To do
Find the string "value" in the records. Copy every line it appears in.

-- Listed entries start --

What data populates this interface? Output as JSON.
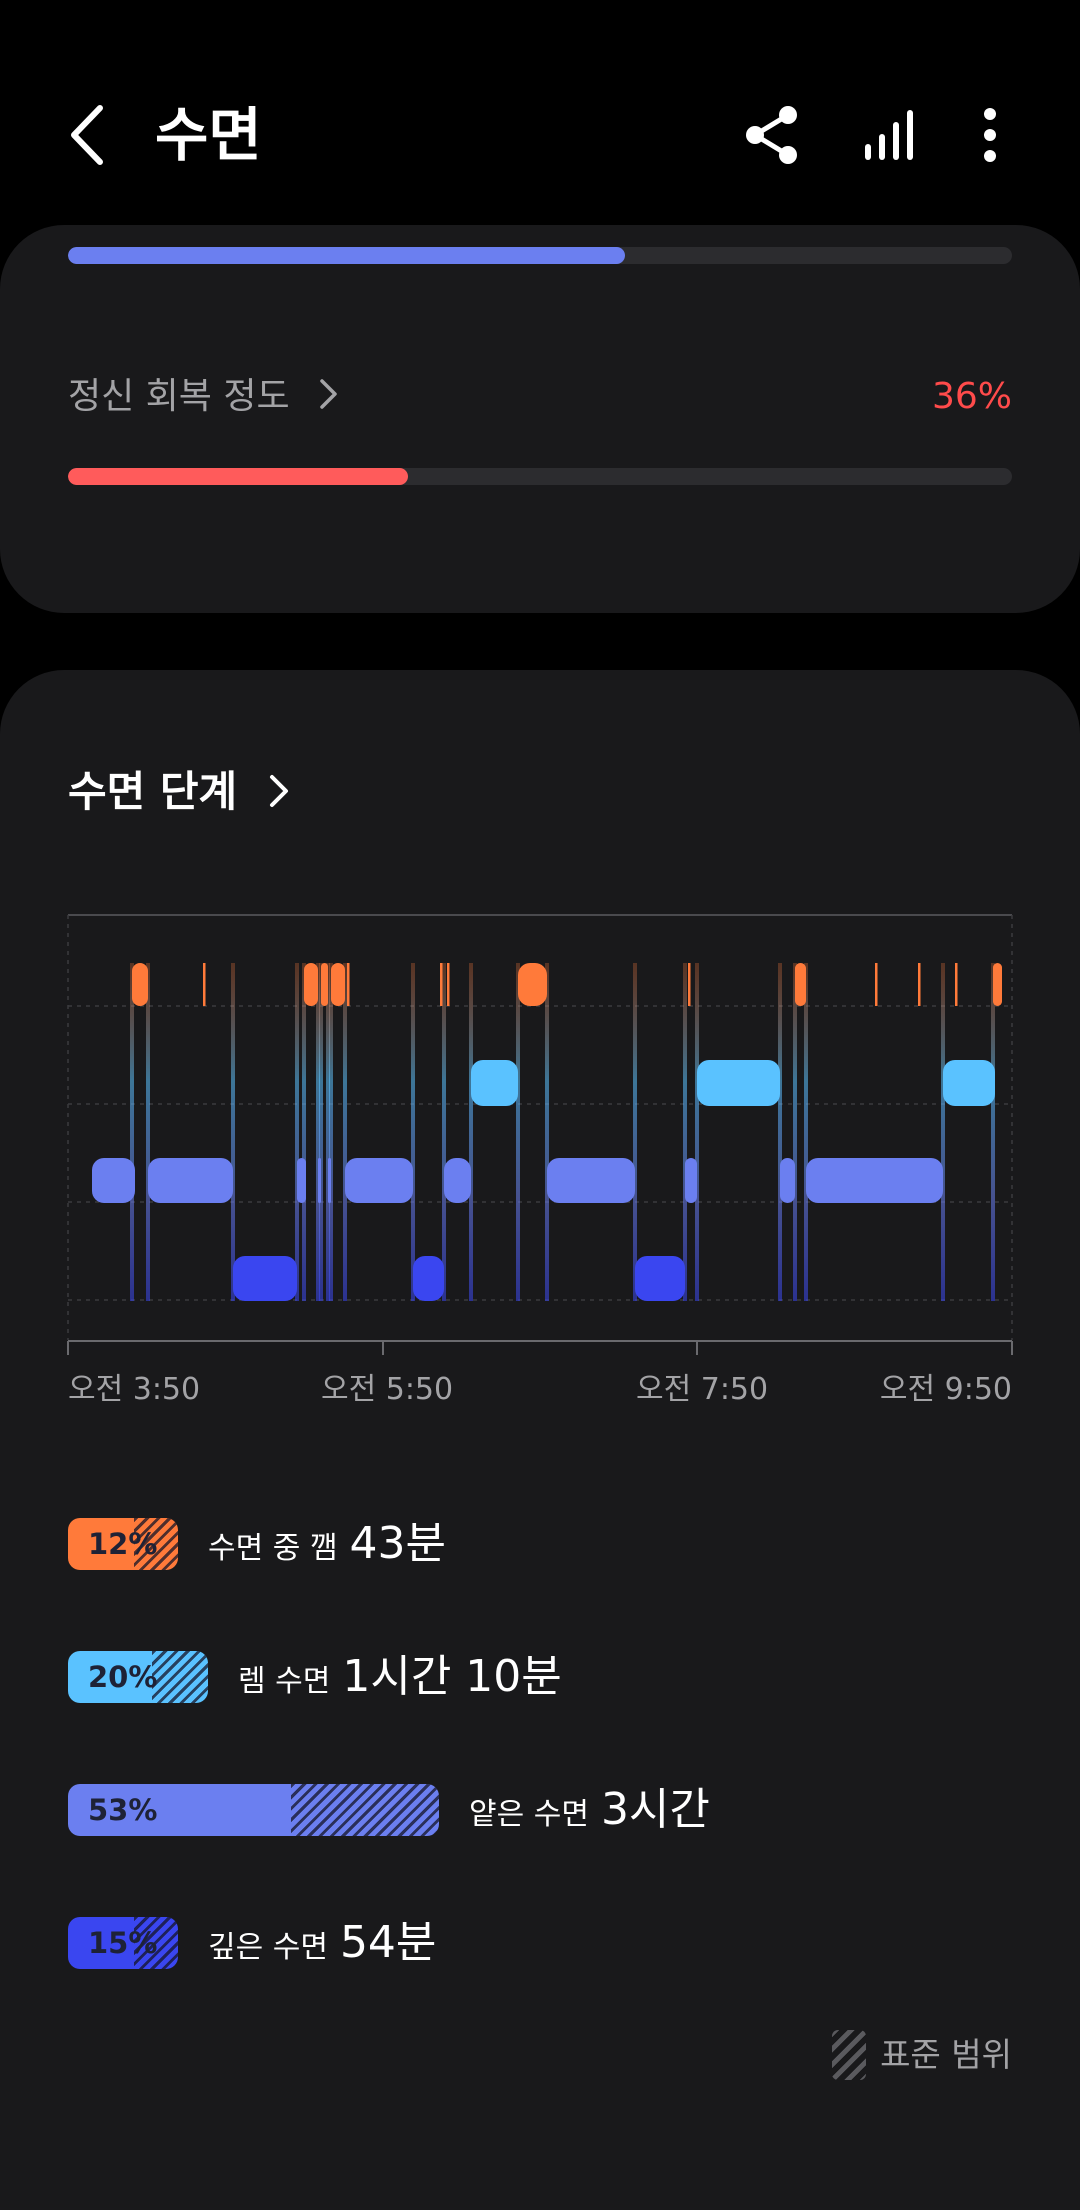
{
  "header": {
    "title": "수면"
  },
  "recovery": {
    "label": "정신 회복 정도",
    "value": "36%",
    "fraction": 0.36,
    "top_bar_fraction": 0.59,
    "top_bar_color": "#6b7ff0",
    "bar_color": "#ff5b5b"
  },
  "stages_section": {
    "title": "수면 단계",
    "x_ticks": [
      "오전 3:50",
      "오전 5:50",
      "오전 7:50",
      "오전 9:50"
    ],
    "stages": [
      {
        "pct": "12%",
        "label": "수면 중 깸",
        "value": "43분",
        "color": "#ff7a3a",
        "fraction": 0.12
      },
      {
        "pct": "20%",
        "label": "렘 수면",
        "value": "1시간 10분",
        "color": "#5ac2ff",
        "fraction": 0.2
      },
      {
        "pct": "53%",
        "label": "얕은 수면",
        "value": "3시간",
        "color": "#6b7ff0",
        "fraction": 0.53
      },
      {
        "pct": "15%",
        "label": "깊은 수면",
        "value": "54분",
        "color": "#3a46f0",
        "fraction": 0.15
      }
    ],
    "legend": "표준 범위"
  },
  "colors": {
    "awake": "#ff7a3a",
    "rem": "#5ac2ff",
    "light": "#6b7ff0",
    "deep": "#3a46f0",
    "card": "#19191b"
  }
}
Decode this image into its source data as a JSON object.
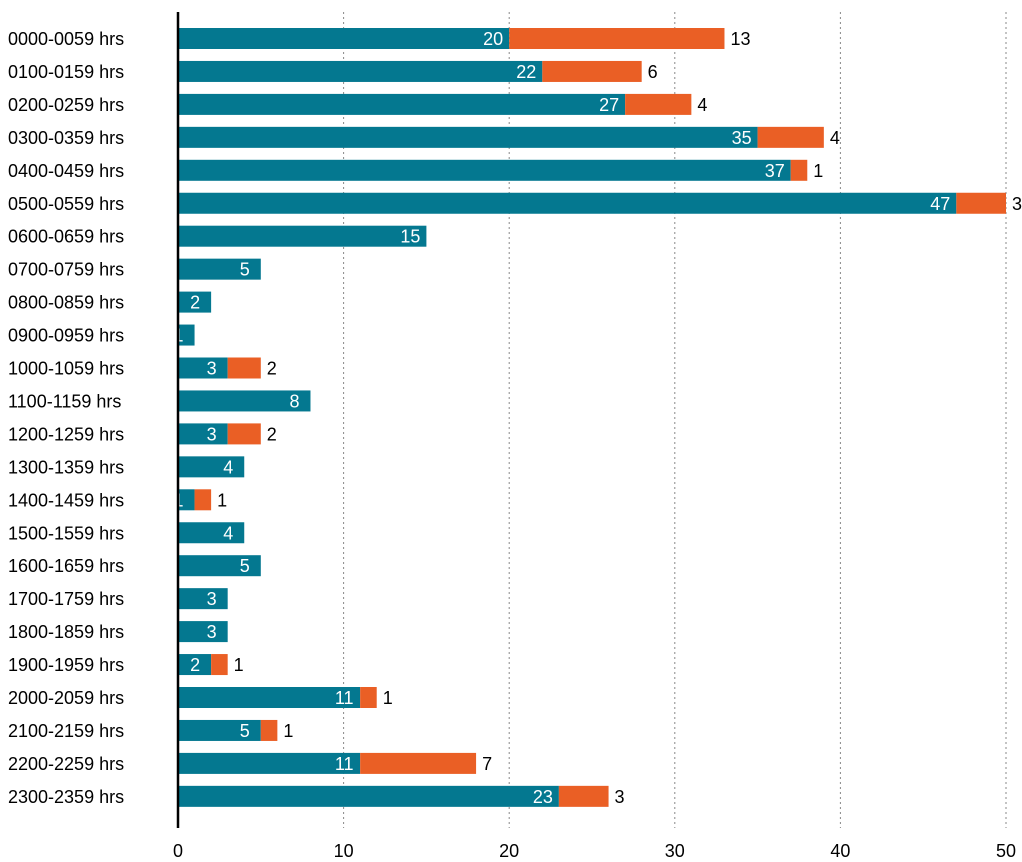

-- Listed entries end --

Written solution
    "value": "36%",
        "value": "43분",
        "value": "1시간 10분",
        "value": "3시간",
        "value": "54분",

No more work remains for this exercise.